Exercise requirements:
All of the data needs to be repeated exactly.

Input rows:
— start —

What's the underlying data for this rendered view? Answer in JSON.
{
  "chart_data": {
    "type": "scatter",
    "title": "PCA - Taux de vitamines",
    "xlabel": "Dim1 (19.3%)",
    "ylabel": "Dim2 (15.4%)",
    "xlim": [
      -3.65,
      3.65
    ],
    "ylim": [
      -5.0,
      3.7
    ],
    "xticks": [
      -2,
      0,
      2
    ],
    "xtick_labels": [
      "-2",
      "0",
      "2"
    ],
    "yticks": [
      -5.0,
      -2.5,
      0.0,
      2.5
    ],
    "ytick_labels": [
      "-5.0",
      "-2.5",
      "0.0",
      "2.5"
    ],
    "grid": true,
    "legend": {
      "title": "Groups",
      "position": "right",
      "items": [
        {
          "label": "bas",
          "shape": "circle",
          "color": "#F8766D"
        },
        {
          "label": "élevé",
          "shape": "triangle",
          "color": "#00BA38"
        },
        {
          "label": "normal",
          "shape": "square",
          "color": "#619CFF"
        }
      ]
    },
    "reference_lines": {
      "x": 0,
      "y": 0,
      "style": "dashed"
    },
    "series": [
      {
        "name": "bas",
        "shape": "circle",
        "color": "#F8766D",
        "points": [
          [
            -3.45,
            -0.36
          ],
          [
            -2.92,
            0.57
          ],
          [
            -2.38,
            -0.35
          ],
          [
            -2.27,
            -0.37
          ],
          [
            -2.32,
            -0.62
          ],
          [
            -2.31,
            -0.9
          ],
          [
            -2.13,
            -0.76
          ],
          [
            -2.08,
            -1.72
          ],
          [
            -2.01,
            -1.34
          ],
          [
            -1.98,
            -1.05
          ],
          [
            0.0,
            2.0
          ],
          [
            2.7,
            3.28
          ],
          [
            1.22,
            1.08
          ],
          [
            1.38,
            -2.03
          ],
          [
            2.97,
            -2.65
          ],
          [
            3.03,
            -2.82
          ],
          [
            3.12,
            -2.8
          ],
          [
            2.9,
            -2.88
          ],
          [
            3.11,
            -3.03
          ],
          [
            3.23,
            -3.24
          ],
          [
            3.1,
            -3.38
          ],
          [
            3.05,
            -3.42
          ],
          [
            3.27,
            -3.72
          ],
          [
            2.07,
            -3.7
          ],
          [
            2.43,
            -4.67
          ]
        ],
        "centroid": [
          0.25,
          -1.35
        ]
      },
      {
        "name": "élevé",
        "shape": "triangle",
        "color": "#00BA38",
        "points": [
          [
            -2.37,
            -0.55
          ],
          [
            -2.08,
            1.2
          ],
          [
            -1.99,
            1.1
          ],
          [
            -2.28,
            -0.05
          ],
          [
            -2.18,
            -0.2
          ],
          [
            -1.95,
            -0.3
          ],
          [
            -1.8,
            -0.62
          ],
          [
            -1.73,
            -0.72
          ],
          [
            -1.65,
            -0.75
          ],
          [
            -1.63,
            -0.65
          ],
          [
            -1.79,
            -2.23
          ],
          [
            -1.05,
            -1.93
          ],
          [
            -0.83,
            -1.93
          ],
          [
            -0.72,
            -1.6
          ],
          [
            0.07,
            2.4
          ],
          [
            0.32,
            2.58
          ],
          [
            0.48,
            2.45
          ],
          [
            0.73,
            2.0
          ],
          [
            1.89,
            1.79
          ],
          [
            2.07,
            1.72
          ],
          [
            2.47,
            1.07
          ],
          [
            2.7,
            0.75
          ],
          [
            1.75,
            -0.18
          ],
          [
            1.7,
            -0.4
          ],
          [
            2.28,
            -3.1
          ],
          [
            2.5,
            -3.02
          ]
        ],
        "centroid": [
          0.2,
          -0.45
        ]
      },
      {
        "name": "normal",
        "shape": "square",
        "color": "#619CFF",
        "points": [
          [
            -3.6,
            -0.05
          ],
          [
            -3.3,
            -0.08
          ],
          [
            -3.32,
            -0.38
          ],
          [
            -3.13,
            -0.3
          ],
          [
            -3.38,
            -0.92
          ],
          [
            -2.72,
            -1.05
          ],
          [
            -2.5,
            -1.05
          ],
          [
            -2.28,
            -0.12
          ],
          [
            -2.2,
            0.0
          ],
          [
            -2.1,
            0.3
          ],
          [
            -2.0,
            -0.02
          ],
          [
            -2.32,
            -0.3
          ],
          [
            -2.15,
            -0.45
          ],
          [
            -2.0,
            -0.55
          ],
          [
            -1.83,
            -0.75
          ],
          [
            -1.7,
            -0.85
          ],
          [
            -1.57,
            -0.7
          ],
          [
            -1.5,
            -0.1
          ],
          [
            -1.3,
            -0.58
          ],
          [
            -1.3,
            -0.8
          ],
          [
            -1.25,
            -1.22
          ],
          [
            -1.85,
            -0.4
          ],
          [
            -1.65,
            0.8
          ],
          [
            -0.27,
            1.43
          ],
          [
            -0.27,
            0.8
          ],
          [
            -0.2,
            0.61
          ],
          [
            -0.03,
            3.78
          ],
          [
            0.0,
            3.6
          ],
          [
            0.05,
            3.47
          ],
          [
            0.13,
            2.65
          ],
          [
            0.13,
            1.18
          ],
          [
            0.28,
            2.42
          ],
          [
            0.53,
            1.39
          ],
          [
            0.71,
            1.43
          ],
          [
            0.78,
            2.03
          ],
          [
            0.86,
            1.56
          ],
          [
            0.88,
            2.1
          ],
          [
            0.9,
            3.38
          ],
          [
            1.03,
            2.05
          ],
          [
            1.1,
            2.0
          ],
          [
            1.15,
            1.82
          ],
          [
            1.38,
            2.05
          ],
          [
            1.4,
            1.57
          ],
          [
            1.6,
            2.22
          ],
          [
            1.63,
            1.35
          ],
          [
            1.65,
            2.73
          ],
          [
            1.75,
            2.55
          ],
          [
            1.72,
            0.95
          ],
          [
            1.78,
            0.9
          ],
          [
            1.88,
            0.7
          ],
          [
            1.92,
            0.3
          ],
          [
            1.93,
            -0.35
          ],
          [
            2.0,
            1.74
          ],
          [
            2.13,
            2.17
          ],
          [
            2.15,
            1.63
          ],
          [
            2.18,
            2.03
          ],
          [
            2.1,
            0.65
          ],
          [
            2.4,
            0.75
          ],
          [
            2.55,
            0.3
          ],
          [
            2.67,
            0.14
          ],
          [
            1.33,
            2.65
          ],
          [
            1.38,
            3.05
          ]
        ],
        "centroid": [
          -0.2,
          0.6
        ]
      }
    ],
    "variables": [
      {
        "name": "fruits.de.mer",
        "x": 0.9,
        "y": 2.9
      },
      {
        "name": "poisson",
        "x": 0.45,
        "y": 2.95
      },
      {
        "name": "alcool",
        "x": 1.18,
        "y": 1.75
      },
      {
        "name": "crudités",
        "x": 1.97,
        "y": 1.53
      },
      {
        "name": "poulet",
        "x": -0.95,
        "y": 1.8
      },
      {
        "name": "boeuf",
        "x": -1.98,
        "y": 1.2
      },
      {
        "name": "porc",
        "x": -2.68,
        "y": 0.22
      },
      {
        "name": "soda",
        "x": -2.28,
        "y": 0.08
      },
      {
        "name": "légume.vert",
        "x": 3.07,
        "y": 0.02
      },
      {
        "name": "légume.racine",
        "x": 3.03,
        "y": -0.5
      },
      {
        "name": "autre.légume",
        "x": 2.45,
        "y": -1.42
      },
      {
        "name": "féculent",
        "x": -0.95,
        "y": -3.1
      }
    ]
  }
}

— end —

Task result:
What's the underlying data for this rendered view? Answer in JSON.
{
  "chart_data": {
    "type": "scatter",
    "title": "PCA - Taux de vitamines",
    "xlabel": "Dim1 (19.3%)",
    "ylabel": "Dim2 (15.4%)",
    "xlim": [
      -3.65,
      3.65
    ],
    "ylim": [
      -5.0,
      3.7
    ],
    "xticks": [
      -2,
      0,
      2
    ],
    "xtick_labels": [
      "-2",
      "0",
      "2"
    ],
    "yticks": [
      -5.0,
      -2.5,
      0.0,
      2.5
    ],
    "ytick_labels": [
      "-5.0",
      "-2.5",
      "0.0",
      "2.5"
    ],
    "grid": true,
    "legend": {
      "title": "Groups",
      "position": "right",
      "items": [
        {
          "label": "bas",
          "shape": "circle",
          "color": "#F8766D"
        },
        {
          "label": "élevé",
          "shape": "triangle",
          "color": "#00BA38"
        },
        {
          "label": "normal",
          "shape": "square",
          "color": "#619CFF"
        }
      ]
    },
    "reference_lines": {
      "x": 0,
      "y": 0,
      "style": "dashed"
    },
    "series": [
      {
        "name": "bas",
        "shape": "circle",
        "color": "#F8766D",
        "points": [
          [
            -3.45,
            -0.36
          ],
          [
            -2.92,
            0.57
          ],
          [
            -2.38,
            -0.35
          ],
          [
            -2.27,
            -0.37
          ],
          [
            -2.32,
            -0.62
          ],
          [
            -2.31,
            -0.9
          ],
          [
            -2.13,
            -0.76
          ],
          [
            -2.08,
            -1.72
          ],
          [
            -2.01,
            -1.34
          ],
          [
            -1.98,
            -1.05
          ],
          [
            0.0,
            2.0
          ],
          [
            2.7,
            3.28
          ],
          [
            1.22,
            1.08
          ],
          [
            1.38,
            -2.03
          ],
          [
            2.97,
            -2.65
          ],
          [
            3.03,
            -2.82
          ],
          [
            3.12,
            -2.8
          ],
          [
            2.9,
            -2.88
          ],
          [
            3.11,
            -3.03
          ],
          [
            3.23,
            -3.24
          ],
          [
            3.1,
            -3.38
          ],
          [
            3.05,
            -3.42
          ],
          [
            3.27,
            -3.72
          ],
          [
            2.07,
            -3.7
          ],
          [
            2.43,
            -4.67
          ]
        ],
        "centroid": [
          0.25,
          -1.35
        ]
      },
      {
        "name": "élevé",
        "shape": "triangle",
        "color": "#00BA38",
        "points": [
          [
            -2.37,
            -0.55
          ],
          [
            -2.08,
            1.2
          ],
          [
            -1.99,
            1.1
          ],
          [
            -2.28,
            -0.05
          ],
          [
            -2.18,
            -0.2
          ],
          [
            -1.95,
            -0.3
          ],
          [
            -1.8,
            -0.62
          ],
          [
            -1.73,
            -0.72
          ],
          [
            -1.65,
            -0.75
          ],
          [
            -1.63,
            -0.65
          ],
          [
            -1.79,
            -2.23
          ],
          [
            -1.05,
            -1.93
          ],
          [
            -0.83,
            -1.93
          ],
          [
            -0.72,
            -1.6
          ],
          [
            0.07,
            2.4
          ],
          [
            0.32,
            2.58
          ],
          [
            0.48,
            2.45
          ],
          [
            0.73,
            2.0
          ],
          [
            1.89,
            1.79
          ],
          [
            2.07,
            1.72
          ],
          [
            2.47,
            1.07
          ],
          [
            2.7,
            0.75
          ],
          [
            1.75,
            -0.18
          ],
          [
            1.7,
            -0.4
          ],
          [
            2.28,
            -3.1
          ],
          [
            2.5,
            -3.02
          ]
        ],
        "centroid": [
          0.2,
          -0.45
        ]
      },
      {
        "name": "normal",
        "shape": "square",
        "color": "#619CFF",
        "points": [
          [
            -3.6,
            -0.05
          ],
          [
            -3.3,
            -0.08
          ],
          [
            -3.32,
            -0.38
          ],
          [
            -3.13,
            -0.3
          ],
          [
            -3.38,
            -0.92
          ],
          [
            -2.72,
            -1.05
          ],
          [
            -2.5,
            -1.05
          ],
          [
            -2.28,
            -0.12
          ],
          [
            -2.2,
            0.0
          ],
          [
            -2.1,
            0.3
          ],
          [
            -2.0,
            -0.02
          ],
          [
            -2.32,
            -0.3
          ],
          [
            -2.15,
            -0.45
          ],
          [
            -2.0,
            -0.55
          ],
          [
            -1.83,
            -0.75
          ],
          [
            -1.7,
            -0.85
          ],
          [
            -1.57,
            -0.7
          ],
          [
            -1.5,
            -0.1
          ],
          [
            -1.3,
            -0.58
          ],
          [
            -1.3,
            -0.8
          ],
          [
            -1.25,
            -1.22
          ],
          [
            -1.85,
            -0.4
          ],
          [
            -1.65,
            0.8
          ],
          [
            -0.27,
            1.43
          ],
          [
            -0.27,
            0.8
          ],
          [
            -0.2,
            0.61
          ],
          [
            -0.03,
            3.78
          ],
          [
            0.0,
            3.6
          ],
          [
            0.05,
            3.47
          ],
          [
            0.13,
            2.65
          ],
          [
            0.13,
            1.18
          ],
          [
            0.28,
            2.42
          ],
          [
            0.53,
            1.39
          ],
          [
            0.71,
            1.43
          ],
          [
            0.78,
            2.03
          ],
          [
            0.86,
            1.56
          ],
          [
            0.88,
            2.1
          ],
          [
            0.9,
            3.38
          ],
          [
            1.03,
            2.05
          ],
          [
            1.1,
            2.0
          ],
          [
            1.15,
            1.82
          ],
          [
            1.38,
            2.05
          ],
          [
            1.4,
            1.57
          ],
          [
            1.6,
            2.22
          ],
          [
            1.63,
            1.35
          ],
          [
            1.65,
            2.73
          ],
          [
            1.75,
            2.55
          ],
          [
            1.72,
            0.95
          ],
          [
            1.78,
            0.9
          ],
          [
            1.88,
            0.7
          ],
          [
            1.92,
            0.3
          ],
          [
            1.93,
            -0.35
          ],
          [
            2.0,
            1.74
          ],
          [
            2.13,
            2.17
          ],
          [
            2.15,
            1.63
          ],
          [
            2.18,
            2.03
          ],
          [
            2.1,
            0.65
          ],
          [
            2.4,
            0.75
          ],
          [
            2.55,
            0.3
          ],
          [
            2.67,
            0.14
          ],
          [
            1.33,
            2.65
          ],
          [
            1.38,
            3.05
          ]
        ],
        "centroid": [
          -0.2,
          0.6
        ]
      }
    ],
    "variables": [
      {
        "name": "fruits.de.mer",
        "x": 0.9,
        "y": 2.9
      },
      {
        "name": "poisson",
        "x": 0.45,
        "y": 2.95
      },
      {
        "name": "alcool",
        "x": 1.18,
        "y": 1.75
      },
      {
        "name": "crudités",
        "x": 1.97,
        "y": 1.53
      },
      {
        "name": "poulet",
        "x": -0.95,
        "y": 1.8
      },
      {
        "name": "boeuf",
        "x": -1.98,
        "y": 1.2
      },
      {
        "name": "porc",
        "x": -2.68,
        "y": 0.22
      },
      {
        "name": "soda",
        "x": -2.28,
        "y": 0.08
      },
      {
        "name": "légume.vert",
        "x": 3.07,
        "y": 0.02
      },
      {
        "name": "légume.racine",
        "x": 3.03,
        "y": -0.5
      },
      {
        "name": "autre.légume",
        "x": 2.45,
        "y": -1.42
      },
      {
        "name": "féculent",
        "x": -0.95,
        "y": -3.1
      }
    ]
  }
}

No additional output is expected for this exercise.